§ Given information:
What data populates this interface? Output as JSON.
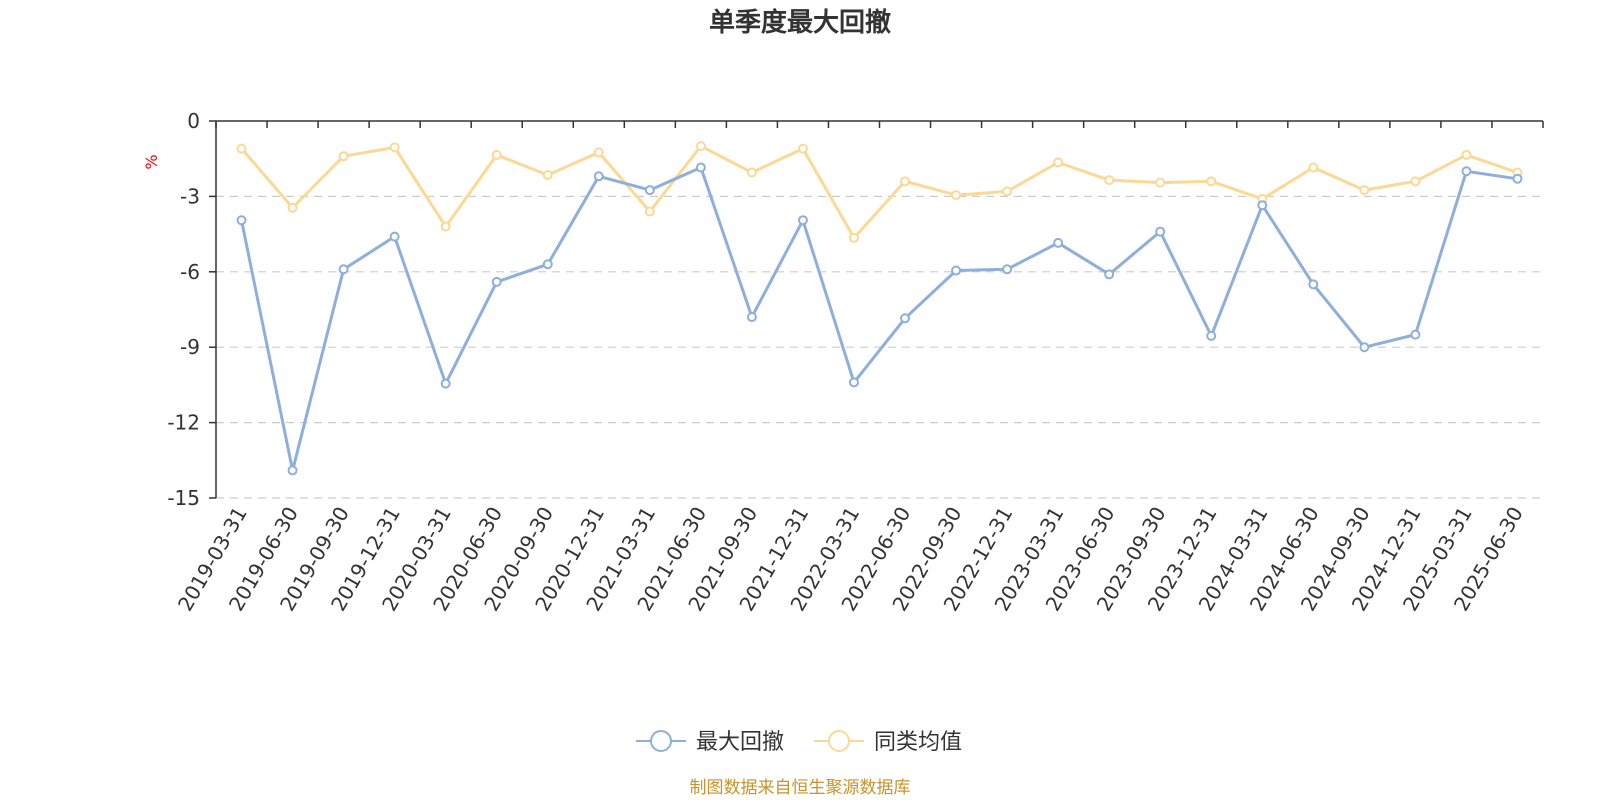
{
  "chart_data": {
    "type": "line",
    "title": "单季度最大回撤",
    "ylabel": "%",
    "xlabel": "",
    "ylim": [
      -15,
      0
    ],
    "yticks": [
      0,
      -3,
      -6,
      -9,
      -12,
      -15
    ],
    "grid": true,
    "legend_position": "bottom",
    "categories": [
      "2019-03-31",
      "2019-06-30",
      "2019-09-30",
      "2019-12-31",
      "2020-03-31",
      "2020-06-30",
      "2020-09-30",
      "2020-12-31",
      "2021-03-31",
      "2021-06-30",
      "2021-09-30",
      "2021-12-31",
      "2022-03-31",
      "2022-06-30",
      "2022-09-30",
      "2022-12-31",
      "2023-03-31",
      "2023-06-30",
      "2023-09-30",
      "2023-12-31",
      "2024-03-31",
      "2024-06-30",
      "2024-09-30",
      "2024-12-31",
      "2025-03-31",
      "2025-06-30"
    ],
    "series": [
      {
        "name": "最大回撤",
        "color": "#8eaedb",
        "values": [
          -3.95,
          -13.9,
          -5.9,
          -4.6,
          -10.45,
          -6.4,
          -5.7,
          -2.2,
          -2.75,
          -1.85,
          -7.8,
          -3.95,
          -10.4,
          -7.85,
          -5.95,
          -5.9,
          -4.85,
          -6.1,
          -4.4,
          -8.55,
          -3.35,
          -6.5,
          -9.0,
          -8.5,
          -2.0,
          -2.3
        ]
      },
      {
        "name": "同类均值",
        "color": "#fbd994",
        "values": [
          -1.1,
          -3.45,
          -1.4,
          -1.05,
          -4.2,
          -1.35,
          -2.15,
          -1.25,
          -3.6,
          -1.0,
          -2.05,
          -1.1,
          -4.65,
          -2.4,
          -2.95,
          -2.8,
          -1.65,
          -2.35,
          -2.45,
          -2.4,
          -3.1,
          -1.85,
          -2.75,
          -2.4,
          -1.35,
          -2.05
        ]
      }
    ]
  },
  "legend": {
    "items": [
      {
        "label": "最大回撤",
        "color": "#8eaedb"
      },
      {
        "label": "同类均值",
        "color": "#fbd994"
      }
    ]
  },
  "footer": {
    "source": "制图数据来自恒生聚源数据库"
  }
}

§ Prompt: Repeat every record above exactly, but leave out any pictures.

§ Worked solution:
What data populates this interface? Output as JSON.
{
  "chart_data": {
    "type": "line",
    "title": "单季度最大回撤",
    "ylabel": "%",
    "xlabel": "",
    "ylim": [
      -15,
      0
    ],
    "yticks": [
      0,
      -3,
      -6,
      -9,
      -12,
      -15
    ],
    "grid": true,
    "legend_position": "bottom",
    "categories": [
      "2019-03-31",
      "2019-06-30",
      "2019-09-30",
      "2019-12-31",
      "2020-03-31",
      "2020-06-30",
      "2020-09-30",
      "2020-12-31",
      "2021-03-31",
      "2021-06-30",
      "2021-09-30",
      "2021-12-31",
      "2022-03-31",
      "2022-06-30",
      "2022-09-30",
      "2022-12-31",
      "2023-03-31",
      "2023-06-30",
      "2023-09-30",
      "2023-12-31",
      "2024-03-31",
      "2024-06-30",
      "2024-09-30",
      "2024-12-31",
      "2025-03-31",
      "2025-06-30"
    ],
    "series": [
      {
        "name": "最大回撤",
        "color": "#8eaedb",
        "values": [
          -3.95,
          -13.9,
          -5.9,
          -4.6,
          -10.45,
          -6.4,
          -5.7,
          -2.2,
          -2.75,
          -1.85,
          -7.8,
          -3.95,
          -10.4,
          -7.85,
          -5.95,
          -5.9,
          -4.85,
          -6.1,
          -4.4,
          -8.55,
          -3.35,
          -6.5,
          -9.0,
          -8.5,
          -2.0,
          -2.3
        ]
      },
      {
        "name": "同类均值",
        "color": "#fbd994",
        "values": [
          -1.1,
          -3.45,
          -1.4,
          -1.05,
          -4.2,
          -1.35,
          -2.15,
          -1.25,
          -3.6,
          -1.0,
          -2.05,
          -1.1,
          -4.65,
          -2.4,
          -2.95,
          -2.8,
          -1.65,
          -2.35,
          -2.45,
          -2.4,
          -3.1,
          -1.85,
          -2.75,
          -2.4,
          -1.35,
          -2.05
        ]
      }
    ]
  },
  "legend": {
    "items": [
      {
        "label": "最大回撤",
        "color": "#8eaedb"
      },
      {
        "label": "同类均值",
        "color": "#fbd994"
      }
    ]
  },
  "footer": {
    "source": "制图数据来自恒生聚源数据库"
  }
}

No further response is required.